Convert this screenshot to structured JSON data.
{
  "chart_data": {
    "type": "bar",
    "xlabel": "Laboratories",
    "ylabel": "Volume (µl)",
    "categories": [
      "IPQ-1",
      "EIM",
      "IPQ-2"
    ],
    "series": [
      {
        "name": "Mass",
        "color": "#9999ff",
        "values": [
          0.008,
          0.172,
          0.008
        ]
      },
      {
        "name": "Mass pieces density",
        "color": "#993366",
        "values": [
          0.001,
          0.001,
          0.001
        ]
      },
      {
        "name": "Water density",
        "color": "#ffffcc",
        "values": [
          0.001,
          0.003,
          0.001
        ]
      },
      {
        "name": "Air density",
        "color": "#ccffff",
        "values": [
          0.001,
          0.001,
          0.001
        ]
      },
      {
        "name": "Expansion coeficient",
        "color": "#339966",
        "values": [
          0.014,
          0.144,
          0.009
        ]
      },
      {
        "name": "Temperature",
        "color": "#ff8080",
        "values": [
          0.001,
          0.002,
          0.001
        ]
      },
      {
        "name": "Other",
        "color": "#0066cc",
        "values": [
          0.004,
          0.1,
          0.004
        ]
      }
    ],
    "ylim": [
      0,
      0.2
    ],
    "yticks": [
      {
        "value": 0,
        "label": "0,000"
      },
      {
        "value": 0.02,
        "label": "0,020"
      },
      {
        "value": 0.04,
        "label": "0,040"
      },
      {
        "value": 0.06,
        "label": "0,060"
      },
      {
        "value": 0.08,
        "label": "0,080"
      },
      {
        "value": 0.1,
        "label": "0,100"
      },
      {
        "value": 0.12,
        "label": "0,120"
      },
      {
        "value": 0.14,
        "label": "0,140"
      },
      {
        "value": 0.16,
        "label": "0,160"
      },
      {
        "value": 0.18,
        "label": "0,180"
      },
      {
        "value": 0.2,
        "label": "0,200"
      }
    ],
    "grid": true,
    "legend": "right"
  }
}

##############################

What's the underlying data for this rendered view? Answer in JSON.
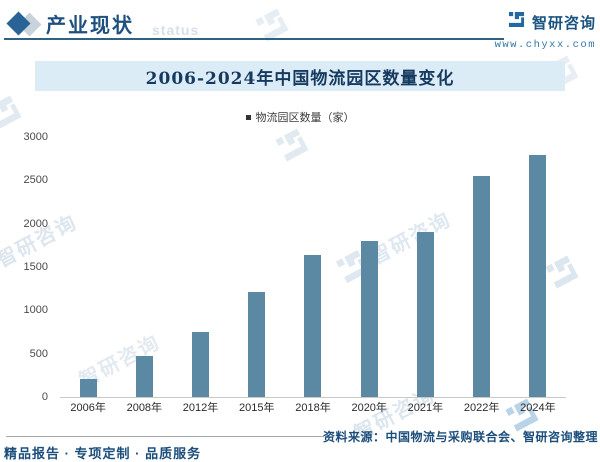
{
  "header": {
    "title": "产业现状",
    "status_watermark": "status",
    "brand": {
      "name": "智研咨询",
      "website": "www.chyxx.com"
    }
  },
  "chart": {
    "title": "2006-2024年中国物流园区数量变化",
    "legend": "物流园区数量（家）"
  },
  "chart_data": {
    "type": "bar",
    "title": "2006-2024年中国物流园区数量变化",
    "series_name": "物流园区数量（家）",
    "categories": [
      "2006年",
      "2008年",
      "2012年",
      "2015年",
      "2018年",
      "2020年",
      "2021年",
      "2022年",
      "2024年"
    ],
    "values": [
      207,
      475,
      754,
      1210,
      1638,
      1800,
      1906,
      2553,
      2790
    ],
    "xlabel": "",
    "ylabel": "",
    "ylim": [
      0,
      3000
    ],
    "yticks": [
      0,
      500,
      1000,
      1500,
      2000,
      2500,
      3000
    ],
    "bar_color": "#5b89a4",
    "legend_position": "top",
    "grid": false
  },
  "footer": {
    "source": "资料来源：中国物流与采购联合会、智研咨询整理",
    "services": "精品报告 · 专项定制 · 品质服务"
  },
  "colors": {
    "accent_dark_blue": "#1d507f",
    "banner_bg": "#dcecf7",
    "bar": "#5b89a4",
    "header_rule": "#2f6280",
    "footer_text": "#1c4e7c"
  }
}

##############################

Task brief: Copy out each line in the preceding records that contains "this".

Exercise response:
Convert this screenshot to structured JSON data.
What's the underlying data for this rendered view? Answer in JSON.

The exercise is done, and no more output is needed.